## [Stated exercise]
Retype every entry word for word.

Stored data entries
.....
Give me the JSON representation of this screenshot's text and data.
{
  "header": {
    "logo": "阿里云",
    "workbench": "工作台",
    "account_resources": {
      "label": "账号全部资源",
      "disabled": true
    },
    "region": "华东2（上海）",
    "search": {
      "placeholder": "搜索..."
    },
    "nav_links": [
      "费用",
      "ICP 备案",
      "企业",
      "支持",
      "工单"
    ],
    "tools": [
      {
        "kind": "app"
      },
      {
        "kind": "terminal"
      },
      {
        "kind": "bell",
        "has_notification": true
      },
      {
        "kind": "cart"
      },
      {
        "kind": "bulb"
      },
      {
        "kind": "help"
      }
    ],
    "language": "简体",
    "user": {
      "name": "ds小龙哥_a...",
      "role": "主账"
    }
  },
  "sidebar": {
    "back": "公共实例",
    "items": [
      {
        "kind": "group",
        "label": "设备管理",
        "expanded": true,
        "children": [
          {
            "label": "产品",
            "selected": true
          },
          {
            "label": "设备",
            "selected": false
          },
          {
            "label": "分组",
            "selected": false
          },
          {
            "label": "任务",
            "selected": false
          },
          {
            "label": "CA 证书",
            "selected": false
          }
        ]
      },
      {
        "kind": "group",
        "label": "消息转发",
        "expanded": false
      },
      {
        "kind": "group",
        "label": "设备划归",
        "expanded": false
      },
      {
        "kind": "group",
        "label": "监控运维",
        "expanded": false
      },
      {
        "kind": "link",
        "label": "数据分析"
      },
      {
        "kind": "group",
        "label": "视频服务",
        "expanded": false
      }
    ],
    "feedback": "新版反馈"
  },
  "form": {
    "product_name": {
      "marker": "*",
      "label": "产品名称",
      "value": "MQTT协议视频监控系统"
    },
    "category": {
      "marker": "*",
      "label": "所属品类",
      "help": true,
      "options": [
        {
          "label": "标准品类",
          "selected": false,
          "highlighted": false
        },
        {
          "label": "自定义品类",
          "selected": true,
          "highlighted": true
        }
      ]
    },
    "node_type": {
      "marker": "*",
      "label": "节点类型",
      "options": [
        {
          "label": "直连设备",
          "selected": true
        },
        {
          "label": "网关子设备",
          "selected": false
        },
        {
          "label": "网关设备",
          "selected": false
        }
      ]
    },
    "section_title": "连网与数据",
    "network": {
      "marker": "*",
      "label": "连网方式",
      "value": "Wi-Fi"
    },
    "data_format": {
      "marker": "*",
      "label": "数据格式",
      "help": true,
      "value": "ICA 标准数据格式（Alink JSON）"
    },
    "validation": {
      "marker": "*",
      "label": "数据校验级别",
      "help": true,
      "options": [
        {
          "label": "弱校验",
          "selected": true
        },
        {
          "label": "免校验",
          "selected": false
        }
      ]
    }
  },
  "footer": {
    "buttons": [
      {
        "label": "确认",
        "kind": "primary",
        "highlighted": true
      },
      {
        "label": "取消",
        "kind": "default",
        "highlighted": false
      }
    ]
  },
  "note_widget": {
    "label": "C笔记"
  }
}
.....
## [Task answer]
Give me the JSON representation of this screenshot's text and data.
{
  "header": {
    "logo": "阿里云",
    "workbench": "工作台",
    "account_resources": {
      "label": "账号全部资源",
      "disabled": true
    },
    "region": "华东2（上海）",
    "search": {
      "placeholder": "搜索..."
    },
    "nav_links": [
      "费用",
      "ICP 备案",
      "企业",
      "支持",
      "工单"
    ],
    "tools": [
      {
        "kind": "app"
      },
      {
        "kind": "terminal"
      },
      {
        "kind": "bell",
        "has_notification": true
      },
      {
        "kind": "cart"
      },
      {
        "kind": "bulb"
      },
      {
        "kind": "help"
      }
    ],
    "language": "简体",
    "user": {
      "name": "ds小龙哥_a...",
      "role": "主账"
    }
  },
  "sidebar": {
    "back": "公共实例",
    "items": [
      {
        "kind": "group",
        "label": "设备管理",
        "expanded": true,
        "children": [
          {
            "label": "产品",
            "selected": true
          },
          {
            "label": "设备",
            "selected": false
          },
          {
            "label": "分组",
            "selected": false
          },
          {
            "label": "任务",
            "selected": false
          },
          {
            "label": "CA 证书",
            "selected": false
          }
        ]
      },
      {
        "kind": "group",
        "label": "消息转发",
        "expanded": false
      },
      {
        "kind": "group",
        "label": "设备划归",
        "expanded": false
      },
      {
        "kind": "group",
        "label": "监控运维",
        "expanded": false
      },
      {
        "kind": "link",
        "label": "数据分析"
      },
      {
        "kind": "group",
        "label": "视频服务",
        "expanded": false
      }
    ],
    "feedback": "新版反馈"
  },
  "form": {
    "product_name": {
      "marker": "*",
      "label": "产品名称",
      "value": "MQTT协议视频监控系统"
    },
    "category": {
      "marker": "*",
      "label": "所属品类",
      "help": true,
      "options": [
        {
          "label": "标准品类",
          "selected": false,
          "highlighted": false
        },
        {
          "label": "自定义品类",
          "selected": true,
          "highlighted": true
        }
      ]
    },
    "node_type": {
      "marker": "*",
      "label": "节点类型",
      "options": [
        {
          "label": "直连设备",
          "selected": true
        },
        {
          "label": "网关子设备",
          "selected": false
        },
        {
          "label": "网关设备",
          "selected": false
        }
      ]
    },
    "section_title": "连网与数据",
    "network": {
      "marker": "*",
      "label": "连网方式",
      "value": "Wi-Fi"
    },
    "data_format": {
      "marker": "*",
      "label": "数据格式",
      "help": true,
      "value": "ICA 标准数据格式（Alink JSON）"
    },
    "validation": {
      "marker": "*",
      "label": "数据校验级别",
      "help": true,
      "options": [
        {
          "label": "弱校验",
          "selected": true
        },
        {
          "label": "免校验",
          "selected": false
        }
      ]
    }
  },
  "footer": {
    "buttons": [
      {
        "label": "确认",
        "kind": "primary",
        "highlighted": true
      },
      {
        "label": "取消",
        "kind": "default",
        "highlighted": false
      }
    ]
  },
  "note_widget": {
    "label": "C笔记"
  }
}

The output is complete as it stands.